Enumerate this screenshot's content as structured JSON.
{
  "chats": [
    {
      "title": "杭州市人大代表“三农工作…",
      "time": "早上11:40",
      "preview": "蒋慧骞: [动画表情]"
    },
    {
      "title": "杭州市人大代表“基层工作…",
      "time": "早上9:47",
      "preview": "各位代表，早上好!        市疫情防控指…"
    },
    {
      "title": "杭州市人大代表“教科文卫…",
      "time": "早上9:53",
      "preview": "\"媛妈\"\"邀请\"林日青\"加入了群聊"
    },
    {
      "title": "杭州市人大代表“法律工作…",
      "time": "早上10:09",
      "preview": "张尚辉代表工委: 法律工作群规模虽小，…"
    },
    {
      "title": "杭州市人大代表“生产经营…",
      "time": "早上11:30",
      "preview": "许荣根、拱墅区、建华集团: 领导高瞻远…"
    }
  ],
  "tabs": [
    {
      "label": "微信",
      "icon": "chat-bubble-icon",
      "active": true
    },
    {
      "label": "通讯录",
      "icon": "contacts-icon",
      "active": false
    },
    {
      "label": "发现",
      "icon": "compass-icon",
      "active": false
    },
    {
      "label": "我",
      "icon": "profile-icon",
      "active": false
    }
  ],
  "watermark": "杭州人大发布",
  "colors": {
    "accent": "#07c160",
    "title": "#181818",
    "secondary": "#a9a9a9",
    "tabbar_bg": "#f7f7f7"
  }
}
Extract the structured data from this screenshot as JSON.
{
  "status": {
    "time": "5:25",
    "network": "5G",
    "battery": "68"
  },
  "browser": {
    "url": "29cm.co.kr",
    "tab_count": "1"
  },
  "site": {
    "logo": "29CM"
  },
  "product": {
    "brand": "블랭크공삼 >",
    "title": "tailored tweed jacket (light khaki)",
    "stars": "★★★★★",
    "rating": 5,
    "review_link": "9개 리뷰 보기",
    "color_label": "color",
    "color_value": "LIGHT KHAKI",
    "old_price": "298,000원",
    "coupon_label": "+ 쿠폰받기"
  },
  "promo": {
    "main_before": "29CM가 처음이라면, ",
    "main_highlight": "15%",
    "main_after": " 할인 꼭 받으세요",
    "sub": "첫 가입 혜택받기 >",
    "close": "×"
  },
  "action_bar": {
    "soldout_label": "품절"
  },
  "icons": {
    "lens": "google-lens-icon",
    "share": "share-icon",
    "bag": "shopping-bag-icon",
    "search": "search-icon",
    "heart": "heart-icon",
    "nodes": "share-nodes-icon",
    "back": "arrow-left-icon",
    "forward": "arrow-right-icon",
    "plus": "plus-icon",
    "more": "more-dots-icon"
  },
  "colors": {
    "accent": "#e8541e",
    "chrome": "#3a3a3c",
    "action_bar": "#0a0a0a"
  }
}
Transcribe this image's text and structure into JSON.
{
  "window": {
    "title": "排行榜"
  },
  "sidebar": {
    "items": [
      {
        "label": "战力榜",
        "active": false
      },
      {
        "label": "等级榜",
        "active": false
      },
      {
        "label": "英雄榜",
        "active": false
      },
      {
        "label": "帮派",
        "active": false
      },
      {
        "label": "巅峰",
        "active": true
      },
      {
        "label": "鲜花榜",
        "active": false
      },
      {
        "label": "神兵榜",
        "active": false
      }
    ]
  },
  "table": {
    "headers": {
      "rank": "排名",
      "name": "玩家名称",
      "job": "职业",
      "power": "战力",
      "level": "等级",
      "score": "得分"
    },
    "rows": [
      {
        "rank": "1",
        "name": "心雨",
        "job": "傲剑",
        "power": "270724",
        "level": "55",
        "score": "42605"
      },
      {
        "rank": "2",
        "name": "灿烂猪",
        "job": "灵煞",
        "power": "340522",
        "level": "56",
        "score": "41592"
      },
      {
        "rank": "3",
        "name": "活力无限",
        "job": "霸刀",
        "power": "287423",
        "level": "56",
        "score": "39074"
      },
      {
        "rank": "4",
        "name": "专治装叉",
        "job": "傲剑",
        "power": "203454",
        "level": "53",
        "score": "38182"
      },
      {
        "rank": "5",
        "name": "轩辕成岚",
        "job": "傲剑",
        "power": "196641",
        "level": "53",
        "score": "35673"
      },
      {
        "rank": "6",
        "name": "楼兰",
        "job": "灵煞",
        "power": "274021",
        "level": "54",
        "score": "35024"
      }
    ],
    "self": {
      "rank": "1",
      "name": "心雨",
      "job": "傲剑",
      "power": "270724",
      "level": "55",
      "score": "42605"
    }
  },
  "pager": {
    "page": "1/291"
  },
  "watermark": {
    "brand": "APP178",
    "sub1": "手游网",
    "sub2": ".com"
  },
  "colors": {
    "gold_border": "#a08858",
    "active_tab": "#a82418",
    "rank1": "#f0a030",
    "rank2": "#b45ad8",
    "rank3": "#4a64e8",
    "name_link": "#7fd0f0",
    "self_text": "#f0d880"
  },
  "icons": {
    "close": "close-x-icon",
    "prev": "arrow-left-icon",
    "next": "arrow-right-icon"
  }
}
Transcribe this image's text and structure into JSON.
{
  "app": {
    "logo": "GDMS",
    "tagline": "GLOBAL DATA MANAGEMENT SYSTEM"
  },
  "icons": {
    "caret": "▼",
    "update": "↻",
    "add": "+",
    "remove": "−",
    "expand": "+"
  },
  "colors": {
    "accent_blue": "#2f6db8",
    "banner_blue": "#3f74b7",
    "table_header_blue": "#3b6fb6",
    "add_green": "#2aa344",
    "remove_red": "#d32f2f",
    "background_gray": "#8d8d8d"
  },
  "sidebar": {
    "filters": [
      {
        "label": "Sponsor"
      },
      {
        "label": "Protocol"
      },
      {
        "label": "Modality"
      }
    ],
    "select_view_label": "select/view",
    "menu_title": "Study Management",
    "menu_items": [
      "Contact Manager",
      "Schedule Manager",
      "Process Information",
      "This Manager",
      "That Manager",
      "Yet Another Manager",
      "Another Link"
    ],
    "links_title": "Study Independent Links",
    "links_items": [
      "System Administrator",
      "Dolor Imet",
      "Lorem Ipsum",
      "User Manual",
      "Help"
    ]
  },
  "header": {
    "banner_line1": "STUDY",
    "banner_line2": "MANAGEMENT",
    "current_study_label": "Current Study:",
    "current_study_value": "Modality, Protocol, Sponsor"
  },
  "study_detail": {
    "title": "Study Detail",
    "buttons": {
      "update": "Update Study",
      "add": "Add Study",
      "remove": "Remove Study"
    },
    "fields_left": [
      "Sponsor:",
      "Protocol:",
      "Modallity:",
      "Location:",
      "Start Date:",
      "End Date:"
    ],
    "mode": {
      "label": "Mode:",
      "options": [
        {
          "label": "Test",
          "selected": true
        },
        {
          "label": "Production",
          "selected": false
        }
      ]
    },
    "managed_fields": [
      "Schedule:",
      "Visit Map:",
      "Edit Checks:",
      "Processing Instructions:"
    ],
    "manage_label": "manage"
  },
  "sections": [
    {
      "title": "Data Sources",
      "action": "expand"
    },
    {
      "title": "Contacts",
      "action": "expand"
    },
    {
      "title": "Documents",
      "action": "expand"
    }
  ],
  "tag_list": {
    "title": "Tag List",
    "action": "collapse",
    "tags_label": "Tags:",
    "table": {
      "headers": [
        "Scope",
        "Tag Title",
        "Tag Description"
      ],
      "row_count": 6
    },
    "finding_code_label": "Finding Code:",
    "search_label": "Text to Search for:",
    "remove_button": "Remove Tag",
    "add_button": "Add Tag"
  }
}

^^^^^^^^^^^^^^^^

### CHALLENGE
Show each line of the data that contains the string "power".

### EXERCISE OUTPUT
      "power": "战力",
        "power": "270724",
        "power": "340522",
        "power": "287423",
        "power": "203454",
        "power": "196641",
        "power": "274021",
      "power": "270724",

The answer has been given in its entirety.